====== Task input ======
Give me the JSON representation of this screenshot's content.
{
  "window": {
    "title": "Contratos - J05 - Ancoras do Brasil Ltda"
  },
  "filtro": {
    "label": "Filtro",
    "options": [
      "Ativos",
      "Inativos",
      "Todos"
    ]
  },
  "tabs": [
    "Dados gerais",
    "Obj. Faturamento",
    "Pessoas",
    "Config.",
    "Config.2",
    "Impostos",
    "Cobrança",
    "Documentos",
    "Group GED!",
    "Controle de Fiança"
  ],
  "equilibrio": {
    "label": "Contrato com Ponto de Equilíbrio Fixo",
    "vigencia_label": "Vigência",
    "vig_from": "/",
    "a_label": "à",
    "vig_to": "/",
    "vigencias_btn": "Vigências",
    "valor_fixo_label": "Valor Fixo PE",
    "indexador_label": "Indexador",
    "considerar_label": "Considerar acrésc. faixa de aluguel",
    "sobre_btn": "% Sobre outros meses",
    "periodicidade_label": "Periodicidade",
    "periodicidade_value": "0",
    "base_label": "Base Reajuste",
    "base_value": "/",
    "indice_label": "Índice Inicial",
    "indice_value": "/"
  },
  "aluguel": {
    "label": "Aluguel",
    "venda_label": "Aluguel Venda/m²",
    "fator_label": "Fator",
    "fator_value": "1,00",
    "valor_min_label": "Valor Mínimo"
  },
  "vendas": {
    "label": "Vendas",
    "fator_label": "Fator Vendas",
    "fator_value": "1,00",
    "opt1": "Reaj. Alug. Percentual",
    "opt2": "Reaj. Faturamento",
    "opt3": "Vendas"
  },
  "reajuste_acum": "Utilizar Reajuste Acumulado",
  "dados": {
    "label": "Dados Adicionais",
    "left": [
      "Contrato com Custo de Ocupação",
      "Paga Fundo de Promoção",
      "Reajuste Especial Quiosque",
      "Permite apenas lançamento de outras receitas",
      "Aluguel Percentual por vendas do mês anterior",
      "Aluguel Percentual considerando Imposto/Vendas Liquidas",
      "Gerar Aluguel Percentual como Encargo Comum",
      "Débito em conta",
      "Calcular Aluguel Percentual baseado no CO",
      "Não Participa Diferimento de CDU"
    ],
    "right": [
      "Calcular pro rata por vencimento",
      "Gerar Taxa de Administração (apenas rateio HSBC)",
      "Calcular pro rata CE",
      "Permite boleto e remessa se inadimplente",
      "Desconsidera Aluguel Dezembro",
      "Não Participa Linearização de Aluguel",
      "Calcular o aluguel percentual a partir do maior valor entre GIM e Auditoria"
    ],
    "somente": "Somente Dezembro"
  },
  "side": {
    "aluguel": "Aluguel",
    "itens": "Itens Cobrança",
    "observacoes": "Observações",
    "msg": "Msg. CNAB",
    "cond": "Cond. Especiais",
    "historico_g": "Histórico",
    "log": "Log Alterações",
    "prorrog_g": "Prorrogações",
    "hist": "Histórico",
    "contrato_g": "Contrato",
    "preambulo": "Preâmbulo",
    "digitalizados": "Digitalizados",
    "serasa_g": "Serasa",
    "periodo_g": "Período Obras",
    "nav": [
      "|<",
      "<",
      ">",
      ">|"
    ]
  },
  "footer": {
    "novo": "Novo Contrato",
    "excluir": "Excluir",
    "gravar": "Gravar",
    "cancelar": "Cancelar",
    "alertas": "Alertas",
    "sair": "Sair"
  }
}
======
Task goal:
Repeat the records exactly, including every line.

Response below:
Give me the JSON representation of this screenshot's content.
{
  "window": {
    "title": "Contratos - J05 - Ancoras do Brasil Ltda"
  },
  "filtro": {
    "label": "Filtro",
    "options": [
      "Ativos",
      "Inativos",
      "Todos"
    ]
  },
  "tabs": [
    "Dados gerais",
    "Obj. Faturamento",
    "Pessoas",
    "Config.",
    "Config.2",
    "Impostos",
    "Cobrança",
    "Documentos",
    "Group GED!",
    "Controle de Fiança"
  ],
  "equilibrio": {
    "label": "Contrato com Ponto de Equilíbrio Fixo",
    "vigencia_label": "Vigência",
    "vig_from": "/",
    "a_label": "à",
    "vig_to": "/",
    "vigencias_btn": "Vigências",
    "valor_fixo_label": "Valor Fixo PE",
    "indexador_label": "Indexador",
    "considerar_label": "Considerar acrésc. faixa de aluguel",
    "sobre_btn": "% Sobre outros meses",
    "periodicidade_label": "Periodicidade",
    "periodicidade_value": "0",
    "base_label": "Base Reajuste",
    "base_value": "/",
    "indice_label": "Índice Inicial",
    "indice_value": "/"
  },
  "aluguel": {
    "label": "Aluguel",
    "venda_label": "Aluguel Venda/m²",
    "fator_label": "Fator",
    "fator_value": "1,00",
    "valor_min_label": "Valor Mínimo"
  },
  "vendas": {
    "label": "Vendas",
    "fator_label": "Fator Vendas",
    "fator_value": "1,00",
    "opt1": "Reaj. Alug. Percentual",
    "opt2": "Reaj. Faturamento",
    "opt3": "Vendas"
  },
  "reajuste_acum": "Utilizar Reajuste Acumulado",
  "dados": {
    "label": "Dados Adicionais",
    "left": [
      "Contrato com Custo de Ocupação",
      "Paga Fundo de Promoção",
      "Reajuste Especial Quiosque",
      "Permite apenas lançamento de outras receitas",
      "Aluguel Percentual por vendas do mês anterior",
      "Aluguel Percentual considerando Imposto/Vendas Liquidas",
      "Gerar Aluguel Percentual como Encargo Comum",
      "Débito em conta",
      "Calcular Aluguel Percentual baseado no CO",
      "Não Participa Diferimento de CDU"
    ],
    "right": [
      "Calcular pro rata por vencimento",
      "Gerar Taxa de Administração (apenas rateio HSBC)",
      "Calcular pro rata CE",
      "Permite boleto e remessa se inadimplente",
      "Desconsidera Aluguel Dezembro",
      "Não Participa Linearização de Aluguel",
      "Calcular o aluguel percentual a partir do maior valor entre GIM e Auditoria"
    ],
    "somente": "Somente Dezembro"
  },
  "side": {
    "aluguel": "Aluguel",
    "itens": "Itens Cobrança",
    "observacoes": "Observações",
    "msg": "Msg. CNAB",
    "cond": "Cond. Especiais",
    "historico_g": "Histórico",
    "log": "Log Alterações",
    "prorrog_g": "Prorrogações",
    "hist": "Histórico",
    "contrato_g": "Contrato",
    "preambulo": "Preâmbulo",
    "digitalizados": "Digitalizados",
    "serasa_g": "Serasa",
    "periodo_g": "Período Obras",
    "nav": [
      "|<",
      "<",
      ">",
      ">|"
    ]
  },
  "footer": {
    "novo": "Novo Contrato",
    "excluir": "Excluir",
    "gravar": "Gravar",
    "cancelar": "Cancelar",
    "alertas": "Alertas",
    "sair": "Sair"
  }
}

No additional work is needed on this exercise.